>> START

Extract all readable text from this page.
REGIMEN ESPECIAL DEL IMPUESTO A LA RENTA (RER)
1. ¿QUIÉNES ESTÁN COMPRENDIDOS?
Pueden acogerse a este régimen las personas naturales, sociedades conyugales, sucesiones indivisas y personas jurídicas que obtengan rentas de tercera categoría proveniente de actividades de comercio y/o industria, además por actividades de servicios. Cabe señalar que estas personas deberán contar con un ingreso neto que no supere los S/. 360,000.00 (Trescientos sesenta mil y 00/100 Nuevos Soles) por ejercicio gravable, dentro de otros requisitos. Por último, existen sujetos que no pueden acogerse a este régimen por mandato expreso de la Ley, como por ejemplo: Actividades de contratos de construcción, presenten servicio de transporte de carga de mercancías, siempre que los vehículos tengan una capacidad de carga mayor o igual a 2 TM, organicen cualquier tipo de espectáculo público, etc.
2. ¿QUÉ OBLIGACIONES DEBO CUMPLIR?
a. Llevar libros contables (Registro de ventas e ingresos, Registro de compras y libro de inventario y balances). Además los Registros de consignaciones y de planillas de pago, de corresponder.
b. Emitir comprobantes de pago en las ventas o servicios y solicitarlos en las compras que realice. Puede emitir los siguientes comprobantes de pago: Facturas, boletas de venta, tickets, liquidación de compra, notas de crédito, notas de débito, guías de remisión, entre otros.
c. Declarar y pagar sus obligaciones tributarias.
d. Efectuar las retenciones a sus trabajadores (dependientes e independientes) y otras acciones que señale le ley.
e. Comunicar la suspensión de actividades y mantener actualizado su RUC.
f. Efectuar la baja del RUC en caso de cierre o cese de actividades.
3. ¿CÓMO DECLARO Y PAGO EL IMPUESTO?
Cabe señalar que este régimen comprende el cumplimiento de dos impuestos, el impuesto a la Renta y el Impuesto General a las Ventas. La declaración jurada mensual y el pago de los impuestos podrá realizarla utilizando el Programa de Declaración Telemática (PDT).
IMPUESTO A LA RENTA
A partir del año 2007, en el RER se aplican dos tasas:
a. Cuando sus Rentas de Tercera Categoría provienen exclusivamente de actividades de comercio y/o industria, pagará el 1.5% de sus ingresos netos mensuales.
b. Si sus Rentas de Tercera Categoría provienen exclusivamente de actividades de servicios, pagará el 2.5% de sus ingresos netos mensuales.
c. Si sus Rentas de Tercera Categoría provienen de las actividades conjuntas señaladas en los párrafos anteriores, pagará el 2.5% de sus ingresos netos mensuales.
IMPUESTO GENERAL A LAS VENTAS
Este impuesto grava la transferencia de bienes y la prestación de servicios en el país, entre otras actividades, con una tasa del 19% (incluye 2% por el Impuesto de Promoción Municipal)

>> END

Quote the material exactly, leaving nothing out.

Extract all readable text from this page.
REGIMEN ESPECIAL DEL IMPUESTO A LA RENTA (RER)
1. ¿QUIÉNES ESTÁN COMPRENDIDOS?
Pueden acogerse a este régimen las personas naturales, sociedades conyugales, sucesiones indivisas y personas jurídicas que obtengan rentas de tercera categoría proveniente de actividades de comercio y/o industria, además por actividades de servicios. Cabe señalar que estas personas deberán contar con un ingreso neto que no supere los S/. 360,000.00 (Trescientos sesenta mil y 00/100 Nuevos Soles) por ejercicio gravable, dentro de otros requisitos. Por último, existen sujetos que no pueden acogerse a este régimen por mandato expreso de la Ley, como por ejemplo: Actividades de contratos de construcción, presenten servicio de transporte de carga de mercancías, siempre que los vehículos tengan una capacidad de carga mayor o igual a 2 TM, organicen cualquier tipo de espectáculo público, etc.
2. ¿QUÉ OBLIGACIONES DEBO CUMPLIR?
a. Llevar libros contables (Registro de ventas e ingresos, Registro de compras y libro de inventario y balances). Además los Registros de consignaciones y de planillas de pago, de corresponder.
b. Emitir comprobantes de pago en las ventas o servicios y solicitarlos en las compras que realice. Puede emitir los siguientes comprobantes de pago: Facturas, boletas de venta, tickets, liquidación de compra, notas de crédito, notas de débito, guías de remisión, entre otros.
c. Declarar y pagar sus obligaciones tributarias.
d. Efectuar las retenciones a sus trabajadores (dependientes e independientes) y otras acciones que señale le ley.
e. Comunicar la suspensión de actividades y mantener actualizado su RUC.
f. Efectuar la baja del RUC en caso de cierre o cese de actividades.
3. ¿CÓMO DECLARO Y PAGO EL IMPUESTO?
Cabe señalar que este régimen comprende el cumplimiento de dos impuestos, el impuesto a la Renta y el Impuesto General a las Ventas. La declaración jurada mensual y el pago de los impuestos podrá realizarla utilizando el Programa de Declaración Telemática (PDT).
IMPUESTO A LA RENTA
A partir del año 2007, en el RER se aplican dos tasas:
a. Cuando sus Rentas de Tercera Categoría provienen exclusivamente de actividades de comercio y/o industria, pagará el 1.5% de sus ingresos netos mensuales.
b. Si sus Rentas de Tercera Categoría provienen exclusivamente de actividades de servicios, pagará el 2.5% de sus ingresos netos mensuales.
c. Si sus Rentas de Tercera Categoría provienen de las actividades conjuntas señaladas en los párrafos anteriores, pagará el 2.5% de sus ingresos netos mensuales.
IMPUESTO GENERAL A LAS VENTAS
Este impuesto grava la transferencia de bienes y la prestación de servicios en el país, entre otras actividades, con una tasa del 19% (incluye 2% por el Impuesto de Promoción Municipal)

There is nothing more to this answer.